:: Required work ::
Write out each of the following lines exactly, leaving nothing out and changing nothing.

==== Records provided

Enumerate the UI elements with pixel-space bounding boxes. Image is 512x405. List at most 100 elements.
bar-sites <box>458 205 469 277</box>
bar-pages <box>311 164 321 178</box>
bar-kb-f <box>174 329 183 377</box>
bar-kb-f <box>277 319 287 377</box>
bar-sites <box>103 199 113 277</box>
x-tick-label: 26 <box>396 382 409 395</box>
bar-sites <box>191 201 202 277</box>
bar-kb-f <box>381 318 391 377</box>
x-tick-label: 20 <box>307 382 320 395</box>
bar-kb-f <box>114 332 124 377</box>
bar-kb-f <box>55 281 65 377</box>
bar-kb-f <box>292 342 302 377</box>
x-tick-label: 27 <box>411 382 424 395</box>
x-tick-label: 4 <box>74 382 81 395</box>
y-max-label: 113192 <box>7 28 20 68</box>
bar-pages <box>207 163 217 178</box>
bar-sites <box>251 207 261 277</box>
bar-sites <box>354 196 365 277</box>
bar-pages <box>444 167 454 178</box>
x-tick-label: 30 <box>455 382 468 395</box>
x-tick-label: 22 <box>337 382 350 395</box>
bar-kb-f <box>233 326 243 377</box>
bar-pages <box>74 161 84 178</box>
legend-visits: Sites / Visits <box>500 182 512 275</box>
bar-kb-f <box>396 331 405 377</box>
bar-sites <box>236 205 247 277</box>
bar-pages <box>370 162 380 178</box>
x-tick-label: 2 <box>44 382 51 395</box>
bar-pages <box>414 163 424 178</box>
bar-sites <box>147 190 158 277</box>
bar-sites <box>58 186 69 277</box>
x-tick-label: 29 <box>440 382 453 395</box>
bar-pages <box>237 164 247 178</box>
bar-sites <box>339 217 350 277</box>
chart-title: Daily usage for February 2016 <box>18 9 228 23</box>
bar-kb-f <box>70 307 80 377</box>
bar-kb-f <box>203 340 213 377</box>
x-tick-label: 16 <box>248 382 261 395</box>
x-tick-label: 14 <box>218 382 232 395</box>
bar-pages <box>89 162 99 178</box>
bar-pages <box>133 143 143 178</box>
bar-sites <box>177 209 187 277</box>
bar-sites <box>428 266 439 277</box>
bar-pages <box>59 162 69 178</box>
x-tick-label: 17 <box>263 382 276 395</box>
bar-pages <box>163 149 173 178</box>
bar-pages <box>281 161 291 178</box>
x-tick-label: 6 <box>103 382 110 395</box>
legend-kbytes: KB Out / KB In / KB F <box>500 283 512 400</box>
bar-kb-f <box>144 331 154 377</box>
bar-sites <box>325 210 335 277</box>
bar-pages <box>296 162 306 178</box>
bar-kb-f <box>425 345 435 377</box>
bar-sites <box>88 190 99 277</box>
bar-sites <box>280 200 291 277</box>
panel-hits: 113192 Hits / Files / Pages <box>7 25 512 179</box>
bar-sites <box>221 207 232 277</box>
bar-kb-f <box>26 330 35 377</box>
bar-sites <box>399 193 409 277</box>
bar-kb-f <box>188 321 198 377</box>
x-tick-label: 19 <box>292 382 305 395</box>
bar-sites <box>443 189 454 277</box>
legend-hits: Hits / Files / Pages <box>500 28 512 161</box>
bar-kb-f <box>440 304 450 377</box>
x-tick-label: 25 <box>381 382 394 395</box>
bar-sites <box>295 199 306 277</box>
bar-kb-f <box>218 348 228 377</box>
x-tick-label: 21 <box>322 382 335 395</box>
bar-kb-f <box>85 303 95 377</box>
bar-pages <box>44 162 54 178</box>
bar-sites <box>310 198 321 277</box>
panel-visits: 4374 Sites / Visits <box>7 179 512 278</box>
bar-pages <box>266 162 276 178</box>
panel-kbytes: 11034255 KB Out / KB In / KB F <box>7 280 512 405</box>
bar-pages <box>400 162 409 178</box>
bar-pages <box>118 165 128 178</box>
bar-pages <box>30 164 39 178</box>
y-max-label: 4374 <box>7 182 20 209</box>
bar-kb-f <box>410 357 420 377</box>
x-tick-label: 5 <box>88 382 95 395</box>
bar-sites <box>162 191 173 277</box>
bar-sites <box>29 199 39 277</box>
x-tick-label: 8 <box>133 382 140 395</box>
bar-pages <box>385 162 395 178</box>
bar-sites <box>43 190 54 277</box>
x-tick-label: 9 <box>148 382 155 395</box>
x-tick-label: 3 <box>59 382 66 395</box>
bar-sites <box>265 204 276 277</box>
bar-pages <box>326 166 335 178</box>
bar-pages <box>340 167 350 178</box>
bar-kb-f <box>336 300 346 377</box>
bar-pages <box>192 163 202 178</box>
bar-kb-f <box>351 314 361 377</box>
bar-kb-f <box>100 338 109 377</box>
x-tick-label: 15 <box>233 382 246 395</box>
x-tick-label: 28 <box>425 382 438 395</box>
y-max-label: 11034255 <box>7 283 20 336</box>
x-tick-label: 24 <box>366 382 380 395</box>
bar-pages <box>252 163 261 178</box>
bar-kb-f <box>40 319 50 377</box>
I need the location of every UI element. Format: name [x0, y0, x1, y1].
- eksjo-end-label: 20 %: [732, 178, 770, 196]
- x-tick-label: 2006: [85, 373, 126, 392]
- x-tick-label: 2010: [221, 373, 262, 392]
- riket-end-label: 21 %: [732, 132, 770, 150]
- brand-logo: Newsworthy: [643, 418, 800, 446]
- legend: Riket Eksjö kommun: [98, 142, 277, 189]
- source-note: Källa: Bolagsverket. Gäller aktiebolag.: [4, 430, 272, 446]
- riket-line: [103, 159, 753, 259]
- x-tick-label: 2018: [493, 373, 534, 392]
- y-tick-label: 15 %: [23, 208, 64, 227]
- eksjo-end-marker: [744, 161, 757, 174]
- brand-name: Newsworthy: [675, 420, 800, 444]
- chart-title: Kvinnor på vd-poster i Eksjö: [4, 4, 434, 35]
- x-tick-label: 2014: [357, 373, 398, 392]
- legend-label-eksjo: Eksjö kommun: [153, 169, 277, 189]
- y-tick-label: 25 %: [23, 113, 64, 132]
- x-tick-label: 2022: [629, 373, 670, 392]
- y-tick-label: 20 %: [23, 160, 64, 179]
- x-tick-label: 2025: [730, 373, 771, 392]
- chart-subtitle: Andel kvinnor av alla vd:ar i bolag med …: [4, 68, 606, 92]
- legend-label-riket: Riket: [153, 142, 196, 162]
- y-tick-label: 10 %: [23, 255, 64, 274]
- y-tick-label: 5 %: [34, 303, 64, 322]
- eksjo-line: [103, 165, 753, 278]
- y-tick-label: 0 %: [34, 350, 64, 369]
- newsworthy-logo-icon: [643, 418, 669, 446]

========

:: Correct output ::
Enumerate the UI elements with pixel-space bounding boxes. Image is 512x405. List at most 100 elements.
bar-sites <box>458 205 469 277</box>
bar-pages <box>311 164 321 178</box>
bar-kb-f <box>174 329 183 377</box>
bar-kb-f <box>277 319 287 377</box>
bar-sites <box>103 199 113 277</box>
x-tick-label: 26 <box>396 382 409 395</box>
bar-sites <box>191 201 202 277</box>
bar-kb-f <box>381 318 391 377</box>
x-tick-label: 20 <box>307 382 320 395</box>
bar-kb-f <box>114 332 124 377</box>
bar-kb-f <box>55 281 65 377</box>
bar-kb-f <box>292 342 302 377</box>
x-tick-label: 27 <box>411 382 424 395</box>
x-tick-label: 4 <box>74 382 81 395</box>
y-max-label: 113192 <box>7 28 20 68</box>
bar-pages <box>207 163 217 178</box>
bar-sites <box>251 207 261 277</box>
bar-sites <box>354 196 365 277</box>
bar-pages <box>444 167 454 178</box>
x-tick-label: 30 <box>455 382 468 395</box>
x-tick-label: 22 <box>337 382 350 395</box>
bar-kb-f <box>233 326 243 377</box>
bar-pages <box>74 161 84 178</box>
legend-visits: Sites / Visits <box>500 182 512 275</box>
bar-kb-f <box>396 331 405 377</box>
bar-sites <box>236 205 247 277</box>
bar-pages <box>370 162 380 178</box>
x-tick-label: 2 <box>44 382 51 395</box>
bar-pages <box>414 163 424 178</box>
bar-sites <box>147 190 158 277</box>
bar-sites <box>58 186 69 277</box>
x-tick-label: 29 <box>440 382 453 395</box>
bar-pages <box>237 164 247 178</box>
bar-sites <box>339 217 350 277</box>
chart-title: Daily usage for February 2016 <box>18 9 228 23</box>
bar-kb-f <box>70 307 80 377</box>
bar-kb-f <box>203 340 213 377</box>
x-tick-label: 16 <box>248 382 261 395</box>
x-tick-label: 14 <box>218 382 232 395</box>
bar-pages <box>89 162 99 178</box>
bar-pages <box>133 143 143 178</box>
bar-sites <box>177 209 187 277</box>
bar-sites <box>428 266 439 277</box>
bar-pages <box>59 162 69 178</box>
x-tick-label: 17 <box>263 382 276 395</box>
bar-pages <box>163 149 173 178</box>
bar-pages <box>281 161 291 178</box>
x-tick-label: 6 <box>103 382 110 395</box>
legend-kbytes: KB Out / KB In / KB F <box>500 283 512 400</box>
bar-kb-f <box>144 331 154 377</box>
bar-sites <box>325 210 335 277</box>
bar-pages <box>296 162 306 178</box>
bar-kb-f <box>425 345 435 377</box>
bar-sites <box>88 190 99 277</box>
bar-sites <box>280 200 291 277</box>
panel-hits: 113192 Hits / Files / Pages <box>7 25 512 179</box>
bar-sites <box>221 207 232 277</box>
bar-kb-f <box>26 330 35 377</box>
bar-sites <box>399 193 409 277</box>
bar-kb-f <box>188 321 198 377</box>
x-tick-label: 19 <box>292 382 305 395</box>
bar-sites <box>443 189 454 277</box>
legend-hits: Hits / Files / Pages <box>500 28 512 161</box>
bar-kb-f <box>440 304 450 377</box>
x-tick-label: 25 <box>381 382 394 395</box>
bar-sites <box>295 199 306 277</box>
bar-kb-f <box>218 348 228 377</box>
x-tick-label: 21 <box>322 382 335 395</box>
bar-kb-f <box>85 303 95 377</box>
bar-pages <box>44 162 54 178</box>
bar-sites <box>310 198 321 277</box>
panel-visits: 4374 Sites / Visits <box>7 179 512 278</box>
bar-pages <box>266 162 276 178</box>
panel-kbytes: 11034255 KB Out / KB In / KB F <box>7 280 512 405</box>
bar-pages <box>400 162 409 178</box>
bar-pages <box>118 165 128 178</box>
bar-pages <box>30 164 39 178</box>
y-max-label: 4374 <box>7 182 20 209</box>
bar-kb-f <box>410 357 420 377</box>
x-tick-label: 5 <box>88 382 95 395</box>
bar-sites <box>162 191 173 277</box>
bar-sites <box>29 199 39 277</box>
x-tick-label: 8 <box>133 382 140 395</box>
bar-pages <box>385 162 395 178</box>
bar-sites <box>43 190 54 277</box>
x-tick-label: 9 <box>148 382 155 395</box>
x-tick-label: 3 <box>59 382 66 395</box>
bar-sites <box>265 204 276 277</box>
bar-pages <box>326 166 335 178</box>
bar-pages <box>340 167 350 178</box>
bar-kb-f <box>336 300 346 377</box>
bar-pages <box>192 163 202 178</box>
bar-kb-f <box>351 314 361 377</box>
bar-kb-f <box>100 338 109 377</box>
x-tick-label: 15 <box>233 382 246 395</box>
x-tick-label: 28 <box>425 382 438 395</box>
y-max-label: 11034255 <box>7 283 20 336</box>
x-tick-label: 24 <box>366 382 380 395</box>
bar-pages <box>252 163 261 178</box>
bar-kb-f <box>40 319 50 377</box>
I need the location of every UI element. Format: name [x0, y0, x1, y1].
- eksjo-end-label: 20 %: [732, 178, 770, 196]
- x-tick-label: 2006: [85, 373, 126, 392]
- x-tick-label: 2010: [221, 373, 262, 392]
- riket-end-label: 21 %: [732, 132, 770, 150]
- brand-logo: Newsworthy: [643, 418, 800, 446]
- legend: Riket Eksjö kommun: [98, 142, 277, 189]
- source-note: Källa: Bolagsverket. Gäller aktiebolag.: [4, 430, 272, 446]
- riket-line: [103, 159, 753, 259]
- x-tick-label: 2018: [493, 373, 534, 392]
- y-tick-label: 15 %: [23, 208, 64, 227]
- eksjo-end-marker: [744, 161, 757, 174]
- brand-name: Newsworthy: [675, 420, 800, 444]
- chart-title: Kvinnor på vd-poster i Eksjö: [4, 4, 434, 35]
- x-tick-label: 2014: [357, 373, 398, 392]
- legend-label-eksjo: Eksjö kommun: [153, 169, 277, 189]
- y-tick-label: 25 %: [23, 113, 64, 132]
- x-tick-label: 2022: [629, 373, 670, 392]
- y-tick-label: 20 %: [23, 160, 64, 179]
- x-tick-label: 2025: [730, 373, 771, 392]
- chart-subtitle: Andel kvinnor av alla vd:ar i bolag med …: [4, 68, 606, 92]
- legend-label-riket: Riket: [153, 142, 196, 162]
- y-tick-label: 10 %: [23, 255, 64, 274]
- y-tick-label: 5 %: [34, 303, 64, 322]
- eksjo-line: [103, 165, 753, 278]
- y-tick-label: 0 %: [34, 350, 64, 369]
- newsworthy-logo-icon: [643, 418, 669, 446]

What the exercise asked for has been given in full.